** Stated problem **
Omit every picture, then give all the entries again exactly.

** Stored rows **
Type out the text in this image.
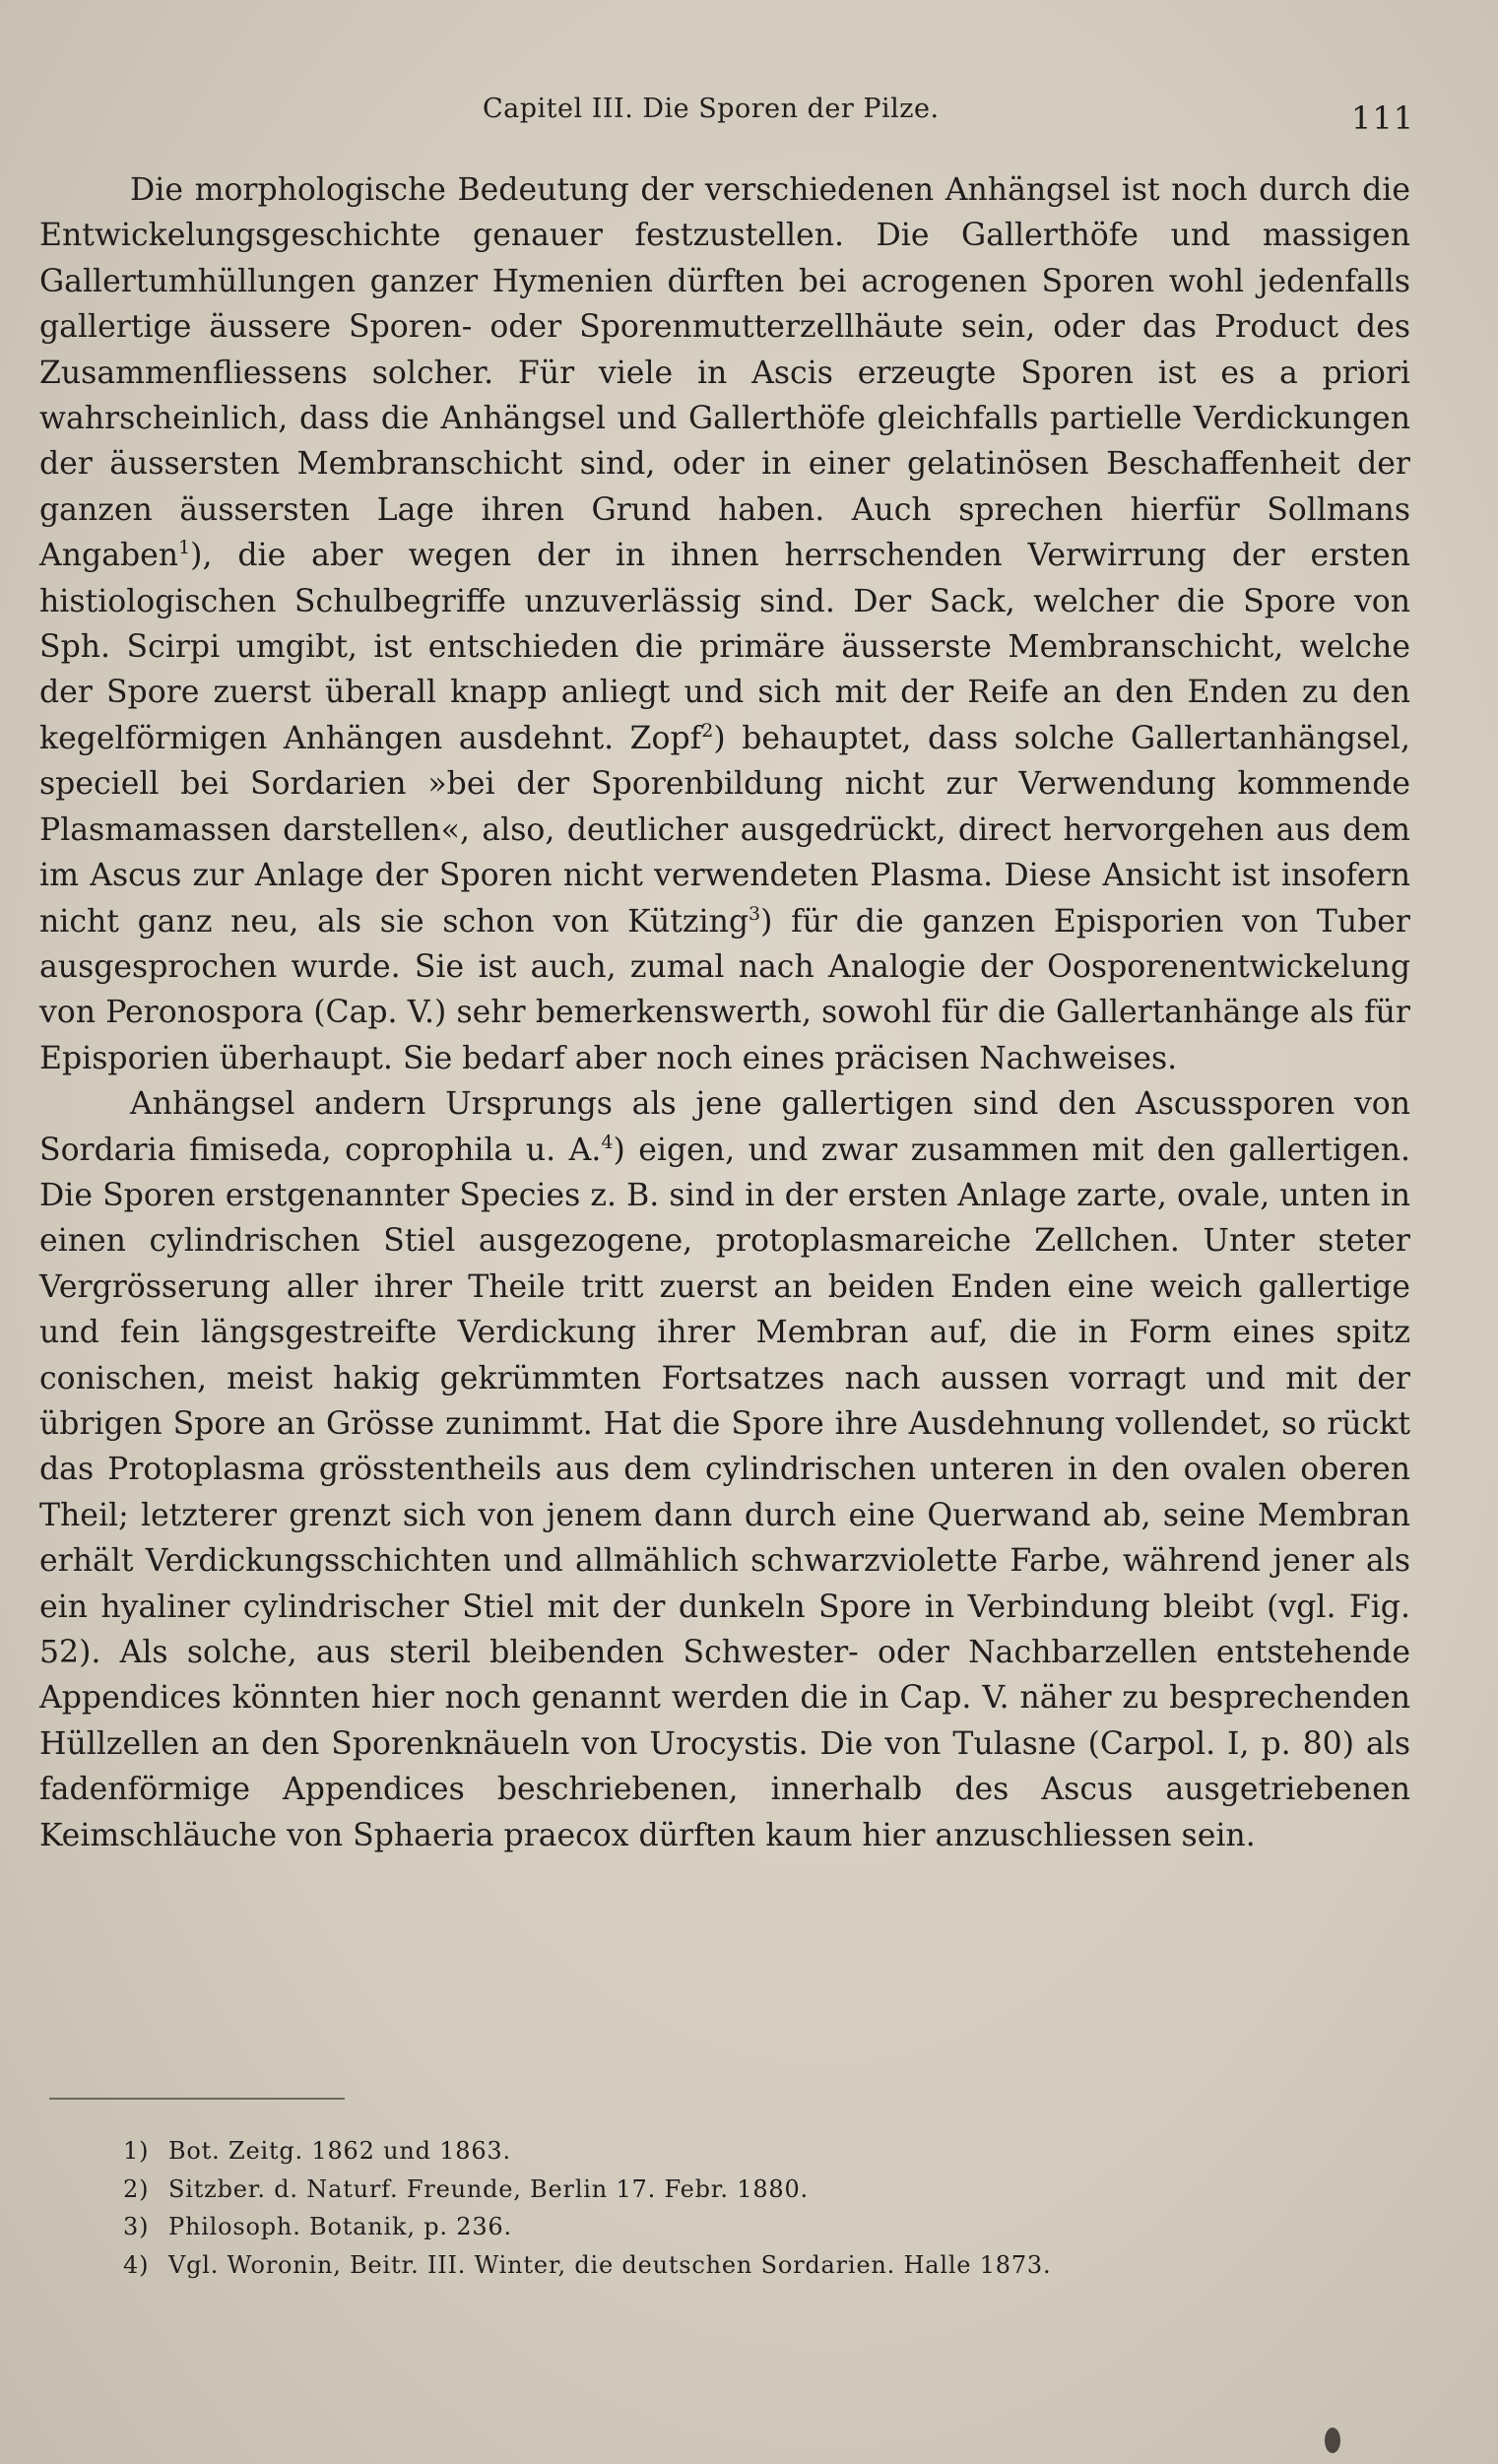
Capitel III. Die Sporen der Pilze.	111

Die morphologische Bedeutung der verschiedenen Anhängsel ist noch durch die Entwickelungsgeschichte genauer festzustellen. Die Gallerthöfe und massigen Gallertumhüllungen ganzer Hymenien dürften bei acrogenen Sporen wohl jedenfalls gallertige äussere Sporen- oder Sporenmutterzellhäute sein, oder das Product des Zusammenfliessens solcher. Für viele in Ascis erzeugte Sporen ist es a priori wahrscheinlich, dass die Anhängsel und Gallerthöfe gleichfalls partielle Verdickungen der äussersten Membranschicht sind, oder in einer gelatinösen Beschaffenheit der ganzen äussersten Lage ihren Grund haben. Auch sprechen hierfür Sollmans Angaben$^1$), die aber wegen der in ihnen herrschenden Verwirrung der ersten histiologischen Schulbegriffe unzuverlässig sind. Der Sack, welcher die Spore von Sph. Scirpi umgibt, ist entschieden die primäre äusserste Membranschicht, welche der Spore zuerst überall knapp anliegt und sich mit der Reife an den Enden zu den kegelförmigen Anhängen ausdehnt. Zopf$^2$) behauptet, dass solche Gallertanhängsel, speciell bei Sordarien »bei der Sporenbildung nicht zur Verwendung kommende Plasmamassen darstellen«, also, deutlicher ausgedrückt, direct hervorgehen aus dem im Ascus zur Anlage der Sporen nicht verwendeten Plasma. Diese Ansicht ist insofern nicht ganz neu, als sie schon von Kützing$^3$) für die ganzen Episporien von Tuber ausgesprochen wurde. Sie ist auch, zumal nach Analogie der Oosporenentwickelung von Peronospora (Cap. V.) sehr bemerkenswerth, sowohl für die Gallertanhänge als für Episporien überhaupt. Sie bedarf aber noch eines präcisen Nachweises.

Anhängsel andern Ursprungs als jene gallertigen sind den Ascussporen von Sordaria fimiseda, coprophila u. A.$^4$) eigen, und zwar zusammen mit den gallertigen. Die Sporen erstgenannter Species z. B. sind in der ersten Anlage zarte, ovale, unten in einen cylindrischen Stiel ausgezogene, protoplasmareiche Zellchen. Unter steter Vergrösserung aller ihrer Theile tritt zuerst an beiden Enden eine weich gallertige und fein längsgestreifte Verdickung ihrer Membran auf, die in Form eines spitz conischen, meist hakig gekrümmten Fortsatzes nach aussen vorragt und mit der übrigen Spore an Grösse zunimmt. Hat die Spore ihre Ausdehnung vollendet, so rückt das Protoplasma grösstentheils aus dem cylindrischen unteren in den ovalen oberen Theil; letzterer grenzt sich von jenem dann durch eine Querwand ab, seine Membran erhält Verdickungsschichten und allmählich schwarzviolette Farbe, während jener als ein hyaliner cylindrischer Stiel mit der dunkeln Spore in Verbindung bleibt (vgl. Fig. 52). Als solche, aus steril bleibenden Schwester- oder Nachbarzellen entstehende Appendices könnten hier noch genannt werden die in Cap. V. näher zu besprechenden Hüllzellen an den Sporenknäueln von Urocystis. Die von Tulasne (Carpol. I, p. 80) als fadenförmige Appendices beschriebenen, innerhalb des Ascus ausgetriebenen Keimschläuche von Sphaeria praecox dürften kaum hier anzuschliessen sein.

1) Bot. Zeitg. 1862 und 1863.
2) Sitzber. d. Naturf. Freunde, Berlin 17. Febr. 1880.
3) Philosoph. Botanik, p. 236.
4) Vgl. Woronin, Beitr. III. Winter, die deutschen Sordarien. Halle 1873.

** Task result **
Type out the text in this image.
Capitel III. Die Sporen der Pilze.	111

Die morphologische Bedeutung der verschiedenen Anhängsel ist noch durch die Entwickelungsgeschichte genauer festzustellen. Die Gallerthöfe und massigen Gallertumhüllungen ganzer Hymenien dürften bei acrogenen Sporen wohl jedenfalls gallertige äussere Sporen- oder Sporenmutterzellhäute sein, oder das Product des Zusammenfliessens solcher. Für viele in Ascis erzeugte Sporen ist es a priori wahrscheinlich, dass die Anhängsel und Gallerthöfe gleichfalls partielle Verdickungen der äussersten Membranschicht sind, oder in einer gelatinösen Beschaffenheit der ganzen äussersten Lage ihren Grund haben. Auch sprechen hierfür Sollmans Angaben$^1$), die aber wegen der in ihnen herrschenden Verwirrung der ersten histiologischen Schulbegriffe unzuverlässig sind. Der Sack, welcher die Spore von Sph. Scirpi umgibt, ist entschieden die primäre äusserste Membranschicht, welche der Spore zuerst überall knapp anliegt und sich mit der Reife an den Enden zu den kegelförmigen Anhängen ausdehnt. Zopf$^2$) behauptet, dass solche Gallertanhängsel, speciell bei Sordarien »bei der Sporenbildung nicht zur Verwendung kommende Plasmamassen darstellen«, also, deutlicher ausgedrückt, direct hervorgehen aus dem im Ascus zur Anlage der Sporen nicht verwendeten Plasma. Diese Ansicht ist insofern nicht ganz neu, als sie schon von Kützing$^3$) für die ganzen Episporien von Tuber ausgesprochen wurde. Sie ist auch, zumal nach Analogie der Oosporenentwickelung von Peronospora (Cap. V.) sehr bemerkenswerth, sowohl für die Gallertanhänge als für Episporien überhaupt. Sie bedarf aber noch eines präcisen Nachweises.

Anhängsel andern Ursprungs als jene gallertigen sind den Ascussporen von Sordaria fimiseda, coprophila u. A.$^4$) eigen, und zwar zusammen mit den gallertigen. Die Sporen erstgenannter Species z. B. sind in der ersten Anlage zarte, ovale, unten in einen cylindrischen Stiel ausgezogene, protoplasmareiche Zellchen. Unter steter Vergrösserung aller ihrer Theile tritt zuerst an beiden Enden eine weich gallertige und fein längsgestreifte Verdickung ihrer Membran auf, die in Form eines spitz conischen, meist hakig gekrümmten Fortsatzes nach aussen vorragt und mit der übrigen Spore an Grösse zunimmt. Hat die Spore ihre Ausdehnung vollendet, so rückt das Protoplasma grösstentheils aus dem cylindrischen unteren in den ovalen oberen Theil; letzterer grenzt sich von jenem dann durch eine Querwand ab, seine Membran erhält Verdickungsschichten und allmählich schwarzviolette Farbe, während jener als ein hyaliner cylindrischer Stiel mit der dunkeln Spore in Verbindung bleibt (vgl. Fig. 52). Als solche, aus steril bleibenden Schwester- oder Nachbarzellen entstehende Appendices könnten hier noch genannt werden die in Cap. V. näher zu besprechenden Hüllzellen an den Sporenknäueln von Urocystis. Die von Tulasne (Carpol. I, p. 80) als fadenförmige Appendices beschriebenen, innerhalb des Ascus ausgetriebenen Keimschläuche von Sphaeria praecox dürften kaum hier anzuschliessen sein.

1) Bot. Zeitg. 1862 und 1863.
2) Sitzber. d. Naturf. Freunde, Berlin 17. Febr. 1880.
3) Philosoph. Botanik, p. 236.
4) Vgl. Woronin, Beitr. III. Winter, die deutschen Sordarien. Halle 1873.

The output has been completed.